In the end, I found that I didn't have enough open oil passage to support all the lifters in the bank, about 360* out of 720* for a complete cycle. In other words, I had a serious oil flow restriction happening about a whopping 50% of the time. That result prompted me to double check all my analysis, to make sure that number was in fact correct, which took even more time. The results were correct, so things checked out to be far worse than what that first glance might have suggested. This situation does not meet any engineering requirement, not even stock, not by a long shot. You'd expect these lifters to fail, and be surprised if they didn't. It's not a matter of "will they fail", but rather a matter of "WHEN will they fail". We've wondered WHY these things don't last long enough, and that oil restriction is the answer, at least on my combo. And it's undoubtedly the answer on other combo's as well. The problem is so obvious with my engine, that it doesn't take an advanced degree in Mechanical Engineering to see it. Considering the adverse conditions these lifters operate in, it's amazing they last as long as they do. If they failed because of inferior material, we would expect failures to be more a specific manufacturer issue, and a more uniform failure across a whole engine, but we don't see that. In fact, we see failures from every brand of roller lifter out there, no matter who makes them or what they cost. In addition to that, restricted oil to the lifters means restricted oil up top. So, while this oil restriction problem is in the process of deteriorating the lifters, it's also reducing the life of the valve springs because of the reduced oil flow over them, which they depend on for cooling. So, it's a double whammy situation.

It's a situation of fix it now, or fix it later, but I WILL have to fix it. If I don't do anything to improve the problem, it is like playing Russian Roulette with my engine. The sensible thing is to fix it now, while I'm in the process of building the engine in the first place. So, with the block back from the machine shop, and already cleaned, the question is, what is the most workable way to proceed? The best way to fix the problem with the block I have, would be to do some plumbing in the lifter valley. Joining all the lifter bores together with a common oil pipe, would do the trick. But that brings with it, a certain amount of complexity, and potential for leakage and/or breakage while in use. Using a somewhat simpler method of plumbing, and simply tying both ends of lifter bank together would also do the job fairly well, but brings with it the same concerns. I prefer the KISS principle, so I decided to modify the oil band (the center area of the lifter that is smaller diameter) on the lifters themselves, which is much simpler.

■ ■ ■ ■

Task instructions »
Continue the passage on roller lifter oil restriction above, starting after its final sentence.

Data block »
■ ■ ■ ■

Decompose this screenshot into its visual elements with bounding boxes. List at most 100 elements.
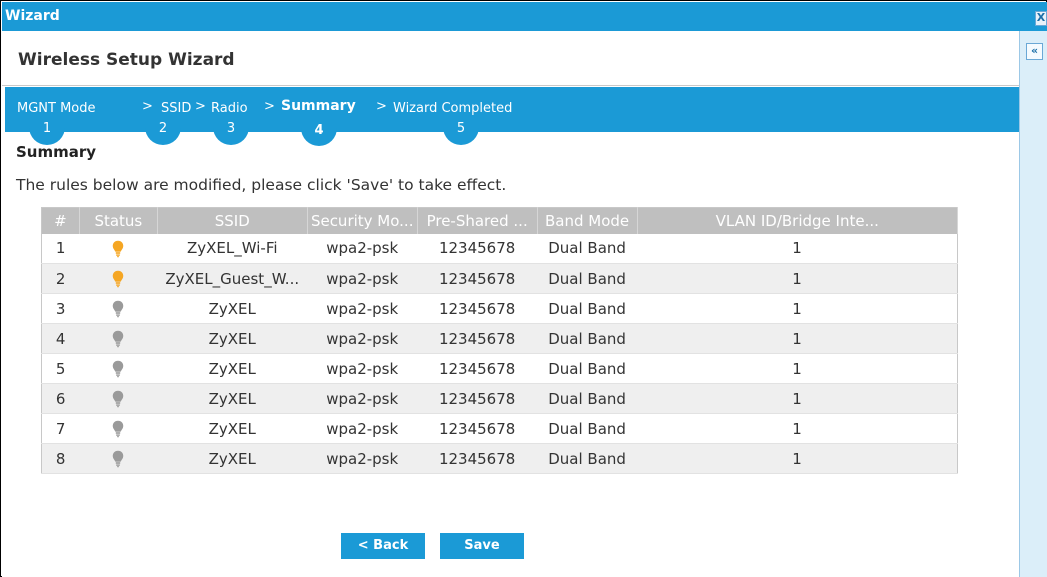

■ ■ ■ ■

Exercise output »
To modify the lifter's oil bands, I ground a .100" chamfer on the lower edge, front AND back, at the interface of the lifter and oil passage. And also a .150" chamfer on the upper edge, front AND back, also at the interface of the lifter and oil passage. The lower chamfer still leaves about .200" overlap between the lifter body and block, at the lowest position of the lifter. This maintains lifter support in the bore as well as oil pressure. If the chamfer were too low, you'd be down below the edge of the lifter bore, and you'd not only lose lifter support in the bore, but you'd be blowing out oil and losing oil pressure, which would defeat what you are trying to do in the first place.

After the mods, I ran the complete analysis again to see how much I had been able to improve the oiling situation. The results now showed that my oil restriction occurs about 150* out of 720* for a complete cycle, or about 20% of the time. That was the best I could do with lifter mods alone. Still not ideal of course, but going from inadequate oiling 50% of the time, to only 20% of the time, is a HUGE improvement. In addition to that, the chamfers on the lifters smooth the oil flow into and out of the individual lifter bores, by tapering open and tapering closed. In so doing, they reduce the likelihood of those reverse pressure spikes mentioned above, which can occur when the original lifter oil band edges almost instantly slam off the oil flow. When you factor in that additional improvement, then the modification is likely even BETTER than what the 20% vs 50% might suggest.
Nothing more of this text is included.